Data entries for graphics
____
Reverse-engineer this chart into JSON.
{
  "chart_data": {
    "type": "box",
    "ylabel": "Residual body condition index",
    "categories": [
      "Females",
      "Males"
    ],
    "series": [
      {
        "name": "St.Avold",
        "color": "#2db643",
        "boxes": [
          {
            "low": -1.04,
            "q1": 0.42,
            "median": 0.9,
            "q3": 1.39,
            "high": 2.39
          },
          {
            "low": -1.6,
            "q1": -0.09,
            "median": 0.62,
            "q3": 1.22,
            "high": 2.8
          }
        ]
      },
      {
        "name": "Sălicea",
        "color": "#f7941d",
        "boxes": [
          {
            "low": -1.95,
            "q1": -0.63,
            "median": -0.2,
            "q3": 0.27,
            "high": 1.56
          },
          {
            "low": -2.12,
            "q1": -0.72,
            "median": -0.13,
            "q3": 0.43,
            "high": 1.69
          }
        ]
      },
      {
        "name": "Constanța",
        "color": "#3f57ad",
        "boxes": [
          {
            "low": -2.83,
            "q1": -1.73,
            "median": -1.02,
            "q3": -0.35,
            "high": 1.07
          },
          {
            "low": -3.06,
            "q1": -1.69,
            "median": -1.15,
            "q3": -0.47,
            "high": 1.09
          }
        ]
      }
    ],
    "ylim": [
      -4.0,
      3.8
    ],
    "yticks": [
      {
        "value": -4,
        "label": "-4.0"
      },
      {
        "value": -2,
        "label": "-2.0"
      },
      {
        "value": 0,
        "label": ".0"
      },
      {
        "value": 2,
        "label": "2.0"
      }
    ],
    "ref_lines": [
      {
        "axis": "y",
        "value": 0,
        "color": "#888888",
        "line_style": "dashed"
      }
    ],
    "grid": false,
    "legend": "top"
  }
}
____
● **Directions for this task**: In the records above, locate every line with the string "high" and copy it.

● **Full answer**:
            "high": 2.39
            "high": 2.8
            "high": 1.56
            "high": 1.69
            "high": 1.07
            "high": 1.09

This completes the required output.